> _STATED PROBLEM_: Can you pull out each line of the data below that includes the word "title"?

> _GIVEN RECORDS_:
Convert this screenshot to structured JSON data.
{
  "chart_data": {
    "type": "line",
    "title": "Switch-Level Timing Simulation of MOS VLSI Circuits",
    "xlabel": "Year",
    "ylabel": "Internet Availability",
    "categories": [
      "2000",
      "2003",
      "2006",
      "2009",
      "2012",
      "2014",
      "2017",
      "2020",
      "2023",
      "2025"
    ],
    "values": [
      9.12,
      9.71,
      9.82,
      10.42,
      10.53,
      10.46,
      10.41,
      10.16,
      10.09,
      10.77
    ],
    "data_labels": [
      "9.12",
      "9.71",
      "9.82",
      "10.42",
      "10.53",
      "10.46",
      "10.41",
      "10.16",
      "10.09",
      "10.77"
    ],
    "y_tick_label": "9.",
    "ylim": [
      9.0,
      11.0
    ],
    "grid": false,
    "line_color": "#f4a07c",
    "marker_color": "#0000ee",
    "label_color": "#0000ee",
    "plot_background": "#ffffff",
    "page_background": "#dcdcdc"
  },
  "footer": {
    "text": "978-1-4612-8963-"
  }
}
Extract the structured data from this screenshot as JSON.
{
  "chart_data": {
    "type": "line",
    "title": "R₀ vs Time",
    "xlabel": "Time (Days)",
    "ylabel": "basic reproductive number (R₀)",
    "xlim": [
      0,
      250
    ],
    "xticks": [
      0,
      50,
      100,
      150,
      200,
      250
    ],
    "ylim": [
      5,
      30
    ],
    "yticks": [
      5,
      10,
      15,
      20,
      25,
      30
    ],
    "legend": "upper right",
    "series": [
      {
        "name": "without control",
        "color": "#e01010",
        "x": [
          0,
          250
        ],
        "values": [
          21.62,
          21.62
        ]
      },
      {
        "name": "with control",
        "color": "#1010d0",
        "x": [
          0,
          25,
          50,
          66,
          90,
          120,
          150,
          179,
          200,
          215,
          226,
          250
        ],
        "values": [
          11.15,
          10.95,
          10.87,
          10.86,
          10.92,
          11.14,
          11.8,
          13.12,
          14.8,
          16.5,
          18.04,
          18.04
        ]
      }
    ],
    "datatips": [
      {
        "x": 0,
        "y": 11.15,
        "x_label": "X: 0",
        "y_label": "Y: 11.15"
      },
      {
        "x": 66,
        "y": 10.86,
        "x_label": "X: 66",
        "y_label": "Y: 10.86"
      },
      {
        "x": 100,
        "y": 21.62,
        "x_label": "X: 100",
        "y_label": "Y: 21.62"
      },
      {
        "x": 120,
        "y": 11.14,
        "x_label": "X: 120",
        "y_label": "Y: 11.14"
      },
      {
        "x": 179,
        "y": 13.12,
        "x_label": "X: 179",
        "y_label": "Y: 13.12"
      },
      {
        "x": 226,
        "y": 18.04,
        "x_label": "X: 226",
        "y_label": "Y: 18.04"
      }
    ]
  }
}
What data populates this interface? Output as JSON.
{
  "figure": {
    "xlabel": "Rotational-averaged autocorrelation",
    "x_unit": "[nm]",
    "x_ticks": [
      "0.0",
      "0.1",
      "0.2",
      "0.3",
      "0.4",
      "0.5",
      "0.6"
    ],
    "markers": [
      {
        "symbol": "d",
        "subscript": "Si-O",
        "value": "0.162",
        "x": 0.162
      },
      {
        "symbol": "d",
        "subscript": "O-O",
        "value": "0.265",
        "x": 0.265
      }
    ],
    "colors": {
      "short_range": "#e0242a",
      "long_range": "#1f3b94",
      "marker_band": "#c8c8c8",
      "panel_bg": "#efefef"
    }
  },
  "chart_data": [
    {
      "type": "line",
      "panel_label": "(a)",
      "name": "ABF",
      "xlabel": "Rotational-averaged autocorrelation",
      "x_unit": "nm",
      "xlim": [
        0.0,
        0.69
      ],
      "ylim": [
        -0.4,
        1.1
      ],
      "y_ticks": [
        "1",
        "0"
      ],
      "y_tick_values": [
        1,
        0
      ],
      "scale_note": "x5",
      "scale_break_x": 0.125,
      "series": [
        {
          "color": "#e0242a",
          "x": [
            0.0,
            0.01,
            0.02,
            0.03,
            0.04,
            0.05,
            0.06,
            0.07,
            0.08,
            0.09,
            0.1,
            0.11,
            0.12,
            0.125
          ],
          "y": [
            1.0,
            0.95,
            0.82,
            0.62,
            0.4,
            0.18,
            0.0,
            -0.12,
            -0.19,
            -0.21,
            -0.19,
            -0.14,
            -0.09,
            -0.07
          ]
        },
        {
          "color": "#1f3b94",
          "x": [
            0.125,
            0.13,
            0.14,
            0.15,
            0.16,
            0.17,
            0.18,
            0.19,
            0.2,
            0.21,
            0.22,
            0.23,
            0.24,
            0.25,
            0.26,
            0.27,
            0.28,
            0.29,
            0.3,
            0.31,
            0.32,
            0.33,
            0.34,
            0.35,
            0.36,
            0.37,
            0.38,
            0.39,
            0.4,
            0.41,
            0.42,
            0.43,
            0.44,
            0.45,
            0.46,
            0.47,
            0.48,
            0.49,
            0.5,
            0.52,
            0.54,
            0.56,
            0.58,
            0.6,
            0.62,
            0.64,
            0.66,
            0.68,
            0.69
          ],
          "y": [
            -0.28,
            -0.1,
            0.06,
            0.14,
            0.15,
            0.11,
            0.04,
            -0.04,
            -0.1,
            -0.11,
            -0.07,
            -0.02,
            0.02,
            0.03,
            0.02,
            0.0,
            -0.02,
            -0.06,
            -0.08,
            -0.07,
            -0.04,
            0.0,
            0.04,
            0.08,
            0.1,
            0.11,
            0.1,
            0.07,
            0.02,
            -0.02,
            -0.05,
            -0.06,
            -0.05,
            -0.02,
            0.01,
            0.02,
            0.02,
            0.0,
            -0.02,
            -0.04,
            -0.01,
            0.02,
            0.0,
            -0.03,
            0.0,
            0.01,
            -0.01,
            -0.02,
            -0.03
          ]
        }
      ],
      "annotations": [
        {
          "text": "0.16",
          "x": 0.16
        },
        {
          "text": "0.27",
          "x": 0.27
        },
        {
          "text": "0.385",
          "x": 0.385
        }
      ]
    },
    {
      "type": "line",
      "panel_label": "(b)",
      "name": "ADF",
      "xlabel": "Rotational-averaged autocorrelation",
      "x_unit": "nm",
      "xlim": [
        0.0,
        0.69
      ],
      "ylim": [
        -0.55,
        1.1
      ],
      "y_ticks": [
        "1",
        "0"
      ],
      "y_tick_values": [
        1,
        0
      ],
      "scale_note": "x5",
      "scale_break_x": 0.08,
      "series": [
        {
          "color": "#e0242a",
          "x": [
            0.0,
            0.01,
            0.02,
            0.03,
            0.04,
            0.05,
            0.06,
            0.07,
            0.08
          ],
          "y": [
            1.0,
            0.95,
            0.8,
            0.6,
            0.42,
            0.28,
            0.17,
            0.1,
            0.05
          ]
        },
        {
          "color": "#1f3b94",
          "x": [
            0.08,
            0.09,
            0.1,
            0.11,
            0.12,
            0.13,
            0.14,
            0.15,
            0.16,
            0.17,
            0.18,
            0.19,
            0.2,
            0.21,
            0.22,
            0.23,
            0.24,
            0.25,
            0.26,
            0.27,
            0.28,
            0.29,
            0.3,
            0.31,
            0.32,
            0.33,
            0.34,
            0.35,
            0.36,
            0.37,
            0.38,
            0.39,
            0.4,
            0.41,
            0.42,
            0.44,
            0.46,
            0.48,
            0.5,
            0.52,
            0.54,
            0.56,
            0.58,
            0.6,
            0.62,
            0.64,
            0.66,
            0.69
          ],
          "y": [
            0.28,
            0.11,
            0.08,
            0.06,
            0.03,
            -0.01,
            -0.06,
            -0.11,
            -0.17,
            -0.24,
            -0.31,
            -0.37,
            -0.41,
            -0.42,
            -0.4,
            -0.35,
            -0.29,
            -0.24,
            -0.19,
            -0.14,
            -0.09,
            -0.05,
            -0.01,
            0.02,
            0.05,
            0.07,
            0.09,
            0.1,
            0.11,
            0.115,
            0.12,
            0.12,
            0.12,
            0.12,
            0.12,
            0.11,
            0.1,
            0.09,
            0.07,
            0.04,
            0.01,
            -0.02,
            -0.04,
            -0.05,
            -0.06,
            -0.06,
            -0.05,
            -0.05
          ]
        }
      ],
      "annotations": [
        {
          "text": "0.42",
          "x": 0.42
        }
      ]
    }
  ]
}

> _RIGHT ANSWER_:
    "title": "Switch-Level Timing Simulation of MOS VLSI Circuits",
    "title": "R₀ vs Time",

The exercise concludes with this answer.